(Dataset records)
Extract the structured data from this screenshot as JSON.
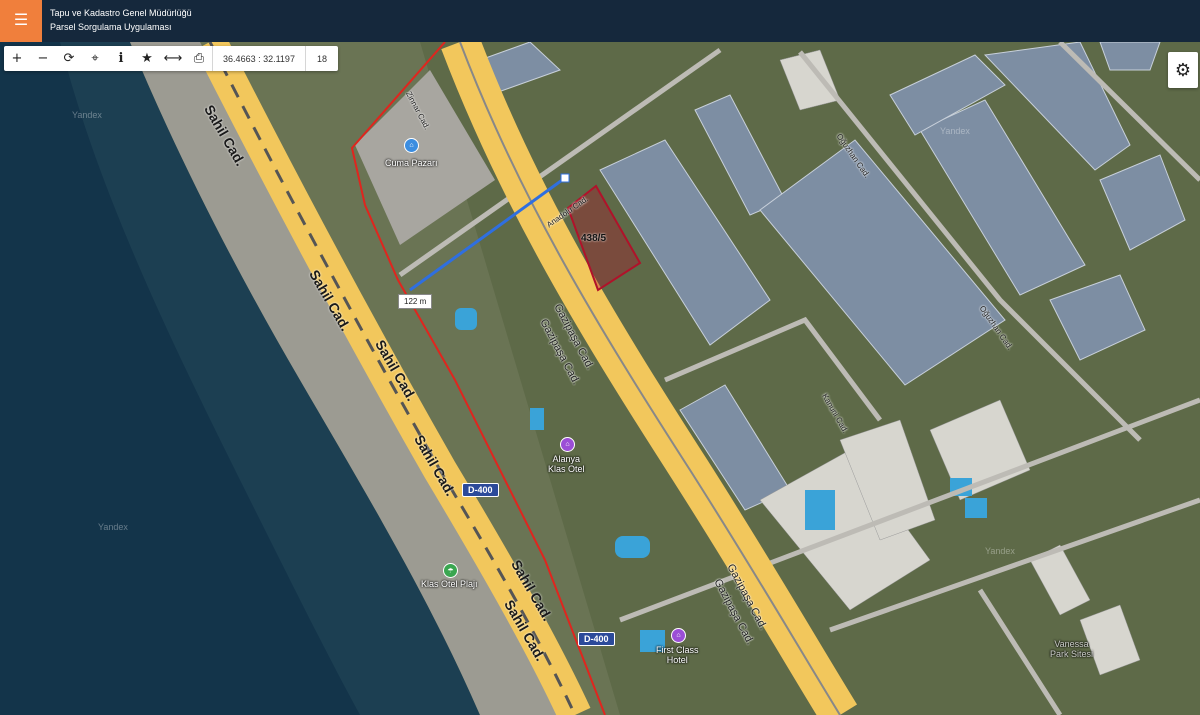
{
  "header": {
    "menu_icon": "hamburger-icon",
    "title_line1": "Tapu ve Kadastro Genel Müdürlüğü",
    "title_line2": "Parsel Sorgulama Uygulaması"
  },
  "toolbar": {
    "zoom_in": "+",
    "zoom_out": "−",
    "refresh": "⟳",
    "locate": "⌖",
    "info": "i",
    "favorite": "★",
    "measure": "⟷",
    "print": "⎙",
    "coordinates": "36.4663 : 32.1197",
    "zoom_level": "18"
  },
  "settings_icon": "⚙",
  "measurement": "122 m",
  "parcel": {
    "id": "438/5"
  },
  "map_labels": {
    "sahil": "Sahil Cad.",
    "gazipasa": "Gazipaşa Cad.",
    "zinnar": "Zinnar Cad.",
    "anadolu": "Anadolu Cad.",
    "oguzhan": "Oğuzhan Cad.",
    "kanuni": "Kanuni Cad.",
    "road_shield": "D-400",
    "cuma_pazari": "Cuma Pazarı",
    "alanya_klas": "Alanya\nKlas Otel",
    "klas_plaji": "Klas Otel Plajı",
    "first_class": "First Class\nHotel",
    "vanessa": "Vanessa\nPark Sitesi",
    "yandex": "Yandex"
  },
  "colors": {
    "header_bg": "#15283c",
    "menu_btn": "#f07f3c",
    "parcel_outline": "#b0122a",
    "boundary_red": "#e0251e",
    "measure_blue": "#2f6fe0",
    "highway": "#f2c75c"
  }
}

Problem details. Transcribe every record above exactly, leaving out the pictures.

Task answer.
Extract the structured data from this screenshot as JSON.
{
  "header": {
    "menu_icon": "hamburger-icon",
    "title_line1": "Tapu ve Kadastro Genel Müdürlüğü",
    "title_line2": "Parsel Sorgulama Uygulaması"
  },
  "toolbar": {
    "zoom_in": "+",
    "zoom_out": "−",
    "refresh": "⟳",
    "locate": "⌖",
    "info": "i",
    "favorite": "★",
    "measure": "⟷",
    "print": "⎙",
    "coordinates": "36.4663 : 32.1197",
    "zoom_level": "18"
  },
  "settings_icon": "⚙",
  "measurement": "122 m",
  "parcel": {
    "id": "438/5"
  },
  "map_labels": {
    "sahil": "Sahil Cad.",
    "gazipasa": "Gazipaşa Cad.",
    "zinnar": "Zinnar Cad.",
    "anadolu": "Anadolu Cad.",
    "oguzhan": "Oğuzhan Cad.",
    "kanuni": "Kanuni Cad.",
    "road_shield": "D-400",
    "cuma_pazari": "Cuma Pazarı",
    "alanya_klas": "Alanya\nKlas Otel",
    "klas_plaji": "Klas Otel Plajı",
    "first_class": "First Class\nHotel",
    "vanessa": "Vanessa\nPark Sitesi",
    "yandex": "Yandex"
  },
  "colors": {
    "header_bg": "#15283c",
    "menu_btn": "#f07f3c",
    "parcel_outline": "#b0122a",
    "boundary_red": "#e0251e",
    "measure_blue": "#2f6fe0",
    "highway": "#f2c75c"
  }
}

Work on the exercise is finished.